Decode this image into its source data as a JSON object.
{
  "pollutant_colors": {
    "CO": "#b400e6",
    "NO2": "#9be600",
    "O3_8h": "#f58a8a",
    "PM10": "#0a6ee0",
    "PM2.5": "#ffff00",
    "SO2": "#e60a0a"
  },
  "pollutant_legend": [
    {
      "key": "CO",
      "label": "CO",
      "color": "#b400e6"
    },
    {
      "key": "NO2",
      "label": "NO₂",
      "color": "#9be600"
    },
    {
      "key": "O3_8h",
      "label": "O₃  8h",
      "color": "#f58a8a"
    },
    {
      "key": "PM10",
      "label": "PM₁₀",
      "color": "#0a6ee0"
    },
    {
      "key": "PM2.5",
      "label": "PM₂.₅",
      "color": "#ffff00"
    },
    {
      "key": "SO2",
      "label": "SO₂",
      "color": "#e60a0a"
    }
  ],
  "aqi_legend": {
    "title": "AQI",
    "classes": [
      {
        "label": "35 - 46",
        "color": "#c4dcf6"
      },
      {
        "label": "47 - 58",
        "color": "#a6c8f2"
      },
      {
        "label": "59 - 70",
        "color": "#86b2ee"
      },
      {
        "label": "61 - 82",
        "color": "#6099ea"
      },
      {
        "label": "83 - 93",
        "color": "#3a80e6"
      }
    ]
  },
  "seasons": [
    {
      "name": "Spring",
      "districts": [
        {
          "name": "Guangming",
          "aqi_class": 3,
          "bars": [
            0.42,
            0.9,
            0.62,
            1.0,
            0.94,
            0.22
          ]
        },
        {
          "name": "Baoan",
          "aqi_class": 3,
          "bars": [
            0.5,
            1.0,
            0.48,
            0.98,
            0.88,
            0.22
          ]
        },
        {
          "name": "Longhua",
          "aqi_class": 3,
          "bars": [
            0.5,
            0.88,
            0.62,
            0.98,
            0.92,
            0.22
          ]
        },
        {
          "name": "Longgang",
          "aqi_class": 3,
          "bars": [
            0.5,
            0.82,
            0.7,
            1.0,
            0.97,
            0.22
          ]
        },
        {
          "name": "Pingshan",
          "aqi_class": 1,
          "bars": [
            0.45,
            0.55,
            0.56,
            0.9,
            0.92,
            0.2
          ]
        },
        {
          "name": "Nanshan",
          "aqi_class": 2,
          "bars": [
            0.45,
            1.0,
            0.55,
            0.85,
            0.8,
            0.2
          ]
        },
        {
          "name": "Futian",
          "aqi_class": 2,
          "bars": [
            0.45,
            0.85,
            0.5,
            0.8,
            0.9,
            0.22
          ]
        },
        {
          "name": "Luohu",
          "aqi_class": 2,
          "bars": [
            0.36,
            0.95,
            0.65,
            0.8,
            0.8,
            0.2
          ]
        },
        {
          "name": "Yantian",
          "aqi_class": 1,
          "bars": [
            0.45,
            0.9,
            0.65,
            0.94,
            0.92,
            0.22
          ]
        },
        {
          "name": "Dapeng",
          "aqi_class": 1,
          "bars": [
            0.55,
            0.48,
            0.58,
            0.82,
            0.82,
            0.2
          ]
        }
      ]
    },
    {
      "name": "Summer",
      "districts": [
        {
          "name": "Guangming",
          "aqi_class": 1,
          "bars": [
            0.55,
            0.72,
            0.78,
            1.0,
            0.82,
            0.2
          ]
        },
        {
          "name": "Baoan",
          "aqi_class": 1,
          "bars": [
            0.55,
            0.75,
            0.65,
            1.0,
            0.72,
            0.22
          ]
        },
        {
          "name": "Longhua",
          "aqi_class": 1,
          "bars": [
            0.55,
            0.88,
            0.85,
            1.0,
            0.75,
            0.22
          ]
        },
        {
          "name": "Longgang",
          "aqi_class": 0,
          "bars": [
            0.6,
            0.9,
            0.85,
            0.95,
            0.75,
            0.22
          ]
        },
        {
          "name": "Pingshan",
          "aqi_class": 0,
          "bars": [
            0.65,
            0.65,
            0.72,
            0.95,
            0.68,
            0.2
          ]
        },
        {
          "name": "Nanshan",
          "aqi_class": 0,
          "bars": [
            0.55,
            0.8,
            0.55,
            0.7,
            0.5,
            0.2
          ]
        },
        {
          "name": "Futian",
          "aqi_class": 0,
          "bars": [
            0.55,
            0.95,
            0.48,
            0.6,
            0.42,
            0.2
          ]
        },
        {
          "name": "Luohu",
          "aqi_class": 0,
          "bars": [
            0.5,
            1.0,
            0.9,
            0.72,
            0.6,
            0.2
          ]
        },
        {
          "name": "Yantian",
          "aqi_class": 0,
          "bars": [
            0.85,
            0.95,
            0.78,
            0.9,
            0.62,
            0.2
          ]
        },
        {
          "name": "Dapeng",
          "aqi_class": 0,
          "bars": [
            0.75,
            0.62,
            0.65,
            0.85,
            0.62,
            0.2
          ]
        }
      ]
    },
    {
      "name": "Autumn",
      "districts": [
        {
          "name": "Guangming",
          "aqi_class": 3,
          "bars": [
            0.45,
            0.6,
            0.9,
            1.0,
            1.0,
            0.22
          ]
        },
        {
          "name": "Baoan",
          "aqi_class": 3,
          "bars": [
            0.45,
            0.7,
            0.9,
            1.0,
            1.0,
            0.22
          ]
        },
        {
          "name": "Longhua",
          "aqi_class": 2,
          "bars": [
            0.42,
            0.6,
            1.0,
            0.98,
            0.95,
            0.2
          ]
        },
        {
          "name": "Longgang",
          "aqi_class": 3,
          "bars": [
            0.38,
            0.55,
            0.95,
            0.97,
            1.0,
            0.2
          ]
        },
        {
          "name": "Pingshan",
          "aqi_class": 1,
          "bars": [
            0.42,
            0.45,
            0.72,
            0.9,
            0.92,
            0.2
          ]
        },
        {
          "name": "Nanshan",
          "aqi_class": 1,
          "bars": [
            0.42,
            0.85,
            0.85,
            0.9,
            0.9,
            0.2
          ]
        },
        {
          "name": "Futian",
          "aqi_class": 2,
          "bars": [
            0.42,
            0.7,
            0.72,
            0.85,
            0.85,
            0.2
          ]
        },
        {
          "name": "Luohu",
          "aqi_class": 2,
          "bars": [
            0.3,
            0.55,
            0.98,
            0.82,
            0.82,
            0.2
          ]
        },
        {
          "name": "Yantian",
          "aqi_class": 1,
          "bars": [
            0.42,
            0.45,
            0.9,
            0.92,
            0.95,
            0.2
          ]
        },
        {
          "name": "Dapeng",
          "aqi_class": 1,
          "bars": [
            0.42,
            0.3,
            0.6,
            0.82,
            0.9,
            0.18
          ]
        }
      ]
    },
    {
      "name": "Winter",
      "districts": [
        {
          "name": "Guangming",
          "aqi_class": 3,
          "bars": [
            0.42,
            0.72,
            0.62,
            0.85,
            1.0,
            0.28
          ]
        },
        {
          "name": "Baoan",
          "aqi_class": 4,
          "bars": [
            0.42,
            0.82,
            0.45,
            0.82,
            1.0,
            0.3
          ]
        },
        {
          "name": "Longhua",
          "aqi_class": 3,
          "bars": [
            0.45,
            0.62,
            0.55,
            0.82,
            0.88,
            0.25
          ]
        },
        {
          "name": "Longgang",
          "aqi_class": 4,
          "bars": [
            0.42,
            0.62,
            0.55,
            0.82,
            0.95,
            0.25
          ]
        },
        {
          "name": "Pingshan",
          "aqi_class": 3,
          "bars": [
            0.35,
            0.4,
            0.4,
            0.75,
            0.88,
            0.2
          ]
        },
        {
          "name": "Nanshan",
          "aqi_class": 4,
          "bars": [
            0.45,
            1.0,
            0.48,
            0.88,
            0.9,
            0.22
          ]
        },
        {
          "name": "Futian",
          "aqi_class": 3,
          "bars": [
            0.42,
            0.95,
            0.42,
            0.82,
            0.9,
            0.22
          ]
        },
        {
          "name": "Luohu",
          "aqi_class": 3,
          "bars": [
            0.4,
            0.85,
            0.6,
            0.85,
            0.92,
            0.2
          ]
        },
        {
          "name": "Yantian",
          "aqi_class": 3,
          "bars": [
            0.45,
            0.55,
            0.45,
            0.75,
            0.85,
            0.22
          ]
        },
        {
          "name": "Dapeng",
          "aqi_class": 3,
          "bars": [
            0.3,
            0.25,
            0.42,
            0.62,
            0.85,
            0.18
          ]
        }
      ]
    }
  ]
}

------------

From the records above, copy every line that holds the word "label".

▶ _Task result_
      "label": "CO",
      "label": "NO₂",
      "label": "O₃  8h",
      "label": "PM₁₀",
      "label": "PM₂.₅",
      "label": "SO₂",
        "label": "35 - 46",
        "label": "47 - 58",
        "label": "59 - 70",
        "label": "61 - 82",
        "label": "83 - 93",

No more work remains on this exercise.